Collected data entries:
^^^^^^^^^^^^^^^^

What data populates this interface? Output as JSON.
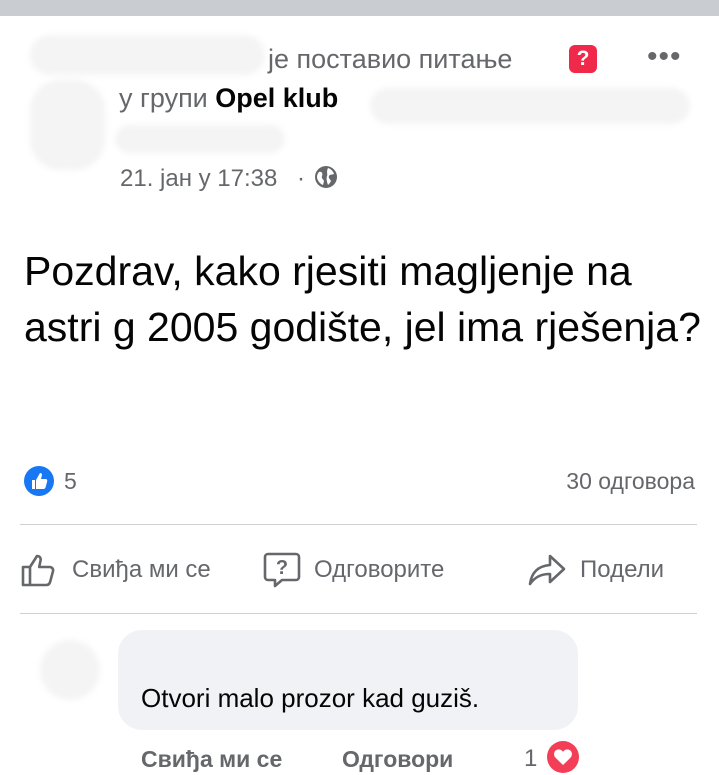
{
  "post": {
    "header_action": "је поставио питање",
    "question_badge": "?",
    "group_prefix": "у групи",
    "group_name": "Opel klub",
    "timestamp": "21. јан у 17:38",
    "separator": "·",
    "more_icon": "more-horizontal-icon",
    "text": "Pozdrav, kako rjesiti magljenje na astri g 2005 godište, jel ima rješenja?"
  },
  "stats": {
    "likes": "5",
    "answers": "30 одговора"
  },
  "actions": {
    "like_label": "Свиђа ми се",
    "answer_label": "Одговорите",
    "share_label": "Подели"
  },
  "comment": {
    "text": "Otvori malo prozor kad guziš.",
    "like_label": "Свиђа ми се",
    "reply_label": "Одговори",
    "reaction_count": "1"
  },
  "colors": {
    "accent_blue": "#1877f2",
    "question_red": "#f02849",
    "heart_red": "#f33e58",
    "muted_text": "#65676b",
    "bubble_bg": "#f0f2f5"
  }
}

^^^^^^^^^^^^^^^^

● **PROBLEM**
Transcribe all the data word for word; the images stay out.

● **REPLY**
What data populates this interface? Output as JSON.
{
  "post": {
    "header_action": "је поставио питање",
    "question_badge": "?",
    "group_prefix": "у групи",
    "group_name": "Opel klub",
    "timestamp": "21. јан у 17:38",
    "separator": "·",
    "more_icon": "more-horizontal-icon",
    "text": "Pozdrav, kako rjesiti magljenje na astri g 2005 godište, jel ima rješenja?"
  },
  "stats": {
    "likes": "5",
    "answers": "30 одговора"
  },
  "actions": {
    "like_label": "Свиђа ми се",
    "answer_label": "Одговорите",
    "share_label": "Подели"
  },
  "comment": {
    "text": "Otvori malo prozor kad guziš.",
    "like_label": "Свиђа ми се",
    "reply_label": "Одговори",
    "reaction_count": "1"
  },
  "colors": {
    "accent_blue": "#1877f2",
    "question_red": "#f02849",
    "heart_red": "#f33e58",
    "muted_text": "#65676b",
    "bubble_bg": "#f0f2f5"
  }
}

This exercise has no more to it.